# OBJECTIVE
Reproduce the listing below verbatim.
- - -
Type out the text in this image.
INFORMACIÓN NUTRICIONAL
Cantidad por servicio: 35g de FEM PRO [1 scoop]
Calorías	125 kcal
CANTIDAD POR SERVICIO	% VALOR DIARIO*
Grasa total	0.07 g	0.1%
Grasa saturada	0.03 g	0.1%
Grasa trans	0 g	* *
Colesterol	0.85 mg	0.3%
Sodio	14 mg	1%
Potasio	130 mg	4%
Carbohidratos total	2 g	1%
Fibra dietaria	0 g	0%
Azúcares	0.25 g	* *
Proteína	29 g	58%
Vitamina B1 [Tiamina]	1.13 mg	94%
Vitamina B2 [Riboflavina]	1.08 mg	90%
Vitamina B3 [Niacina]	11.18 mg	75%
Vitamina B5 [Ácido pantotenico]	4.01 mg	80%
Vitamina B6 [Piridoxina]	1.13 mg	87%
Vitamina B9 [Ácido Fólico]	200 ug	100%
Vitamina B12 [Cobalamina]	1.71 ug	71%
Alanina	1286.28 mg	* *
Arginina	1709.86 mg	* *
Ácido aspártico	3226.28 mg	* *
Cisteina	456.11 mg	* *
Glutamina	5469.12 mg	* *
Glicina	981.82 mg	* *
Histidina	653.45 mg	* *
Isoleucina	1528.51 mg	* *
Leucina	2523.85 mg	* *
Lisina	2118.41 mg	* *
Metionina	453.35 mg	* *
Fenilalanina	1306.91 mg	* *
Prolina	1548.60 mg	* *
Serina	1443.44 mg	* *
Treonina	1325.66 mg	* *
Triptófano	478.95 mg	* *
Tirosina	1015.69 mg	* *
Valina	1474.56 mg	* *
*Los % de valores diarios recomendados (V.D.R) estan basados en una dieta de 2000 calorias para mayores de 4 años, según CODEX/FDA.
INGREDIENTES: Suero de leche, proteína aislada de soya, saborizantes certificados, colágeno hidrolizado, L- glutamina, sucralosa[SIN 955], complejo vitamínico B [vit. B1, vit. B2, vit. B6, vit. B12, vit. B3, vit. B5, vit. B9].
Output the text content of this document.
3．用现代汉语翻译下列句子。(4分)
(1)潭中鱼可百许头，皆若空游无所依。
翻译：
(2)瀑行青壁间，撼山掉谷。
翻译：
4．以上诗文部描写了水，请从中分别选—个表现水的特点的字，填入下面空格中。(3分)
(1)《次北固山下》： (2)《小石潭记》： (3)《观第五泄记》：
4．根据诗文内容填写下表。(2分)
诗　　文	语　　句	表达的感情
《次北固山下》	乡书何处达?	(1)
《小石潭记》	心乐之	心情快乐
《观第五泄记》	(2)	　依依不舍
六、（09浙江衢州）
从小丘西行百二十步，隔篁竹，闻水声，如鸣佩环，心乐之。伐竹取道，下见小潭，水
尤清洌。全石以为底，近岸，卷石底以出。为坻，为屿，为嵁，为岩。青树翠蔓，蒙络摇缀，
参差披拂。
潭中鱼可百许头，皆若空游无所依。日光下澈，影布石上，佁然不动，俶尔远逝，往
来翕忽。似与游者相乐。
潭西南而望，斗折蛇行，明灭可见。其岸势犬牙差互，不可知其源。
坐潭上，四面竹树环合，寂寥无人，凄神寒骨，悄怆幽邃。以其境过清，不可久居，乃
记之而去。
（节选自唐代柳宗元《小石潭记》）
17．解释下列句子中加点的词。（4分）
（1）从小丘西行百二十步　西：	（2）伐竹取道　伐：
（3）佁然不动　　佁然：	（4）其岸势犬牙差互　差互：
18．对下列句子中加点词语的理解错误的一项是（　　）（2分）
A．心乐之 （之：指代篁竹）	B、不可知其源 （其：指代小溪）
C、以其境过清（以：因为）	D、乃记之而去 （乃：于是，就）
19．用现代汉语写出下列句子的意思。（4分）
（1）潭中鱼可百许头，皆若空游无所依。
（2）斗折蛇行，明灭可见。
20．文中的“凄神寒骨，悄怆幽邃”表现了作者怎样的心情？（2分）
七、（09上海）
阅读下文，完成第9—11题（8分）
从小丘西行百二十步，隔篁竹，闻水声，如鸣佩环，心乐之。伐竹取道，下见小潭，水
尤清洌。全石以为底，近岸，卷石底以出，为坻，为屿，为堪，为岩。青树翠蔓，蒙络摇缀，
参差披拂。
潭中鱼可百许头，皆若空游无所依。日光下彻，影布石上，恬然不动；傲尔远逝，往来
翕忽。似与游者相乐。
- - -
# SOLUTION TO THIS EXERCISE
Type out the text in this image.
INFORMACIÓN NUTRICIONAL
Cantidad por servicio: 35g de FEM PRO [1 scoop]
Calorías	125 kcal
CANTIDAD POR SERVICIO	% VALOR DIARIO*
Grasa total	0.07 g	0.1%
Grasa saturada	0.03 g	0.1%
Grasa trans	0 g	* *
Colesterol	0.85 mg	0.3%
Sodio	14 mg	1%
Potasio	130 mg	4%
Carbohidratos total	2 g	1%
Fibra dietaria	0 g	0%
Azúcares	0.25 g	* *
Proteína	29 g	58%
Vitamina B1 [Tiamina]	1.13 mg	94%
Vitamina B2 [Riboflavina]	1.08 mg	90%
Vitamina B3 [Niacina]	11.18 mg	75%
Vitamina B5 [Ácido pantotenico]	4.01 mg	80%
Vitamina B6 [Piridoxina]	1.13 mg	87%
Vitamina B9 [Ácido Fólico]	200 ug	100%
Vitamina B12 [Cobalamina]	1.71 ug	71%
Alanina	1286.28 mg	* *
Arginina	1709.86 mg	* *
Ácido aspártico	3226.28 mg	* *
Cisteina	456.11 mg	* *
Glutamina	5469.12 mg	* *
Glicina	981.82 mg	* *
Histidina	653.45 mg	* *
Isoleucina	1528.51 mg	* *
Leucina	2523.85 mg	* *
Lisina	2118.41 mg	* *
Metionina	453.35 mg	* *
Fenilalanina	1306.91 mg	* *
Prolina	1548.60 mg	* *
Serina	1443.44 mg	* *
Treonina	1325.66 mg	* *
Triptófano	478.95 mg	* *
Tirosina	1015.69 mg	* *
Valina	1474.56 mg	* *
*Los % de valores diarios recomendados (V.D.R) estan basados en una dieta de 2000 calorias para mayores de 4 años, según CODEX/FDA.
INGREDIENTES: Suero de leche, proteína aislada de soya, saborizantes certificados, colágeno hidrolizado, L- glutamina, sucralosa[SIN 955], complejo vitamínico B [vit. B1, vit. B2, vit. B6, vit. B12, vit. B3, vit. B5, vit. B9].
Output the text content of this document.
3．用现代汉语翻译下列句子。(4分)
(1)潭中鱼可百许头，皆若空游无所依。
翻译：
(2)瀑行青壁间，撼山掉谷。
翻译：
4．以上诗文部描写了水，请从中分别选—个表现水的特点的字，填入下面空格中。(3分)
(1)《次北固山下》： (2)《小石潭记》： (3)《观第五泄记》：
4．根据诗文内容填写下表。(2分)
诗　　文	语　　句	表达的感情
《次北固山下》	乡书何处达?	(1)
《小石潭记》	心乐之	心情快乐
《观第五泄记》	(2)	　依依不舍
六、（09浙江衢州）
从小丘西行百二十步，隔篁竹，闻水声，如鸣佩环，心乐之。伐竹取道，下见小潭，水
尤清洌。全石以为底，近岸，卷石底以出。为坻，为屿，为嵁，为岩。青树翠蔓，蒙络摇缀，
参差披拂。
潭中鱼可百许头，皆若空游无所依。日光下澈，影布石上，佁然不动，俶尔远逝，往
来翕忽。似与游者相乐。
潭西南而望，斗折蛇行，明灭可见。其岸势犬牙差互，不可知其源。
坐潭上，四面竹树环合，寂寥无人，凄神寒骨，悄怆幽邃。以其境过清，不可久居，乃
记之而去。
（节选自唐代柳宗元《小石潭记》）
17．解释下列句子中加点的词。（4分）
（1）从小丘西行百二十步　西：	（2）伐竹取道　伐：
（3）佁然不动　　佁然：	（4）其岸势犬牙差互　差互：
18．对下列句子中加点词语的理解错误的一项是（　　）（2分）
A．心乐之 （之：指代篁竹）	B、不可知其源 （其：指代小溪）
C、以其境过清（以：因为）	D、乃记之而去 （乃：于是，就）
19．用现代汉语写出下列句子的意思。（4分）
（1）潭中鱼可百许头，皆若空游无所依。
（2）斗折蛇行，明灭可见。
20．文中的“凄神寒骨，悄怆幽邃”表现了作者怎样的心情？（2分）
七、（09上海）
阅读下文，完成第9—11题（8分）
从小丘西行百二十步，隔篁竹，闻水声，如鸣佩环，心乐之。伐竹取道，下见小潭，水
尤清洌。全石以为底，近岸，卷石底以出，为坻，为屿，为堪，为岩。青树翠蔓，蒙络摇缀，
参差披拂。
潭中鱼可百许头，皆若空游无所依。日光下彻，影布石上，恬然不动；傲尔远逝，往来
翕忽。似与游者相乐。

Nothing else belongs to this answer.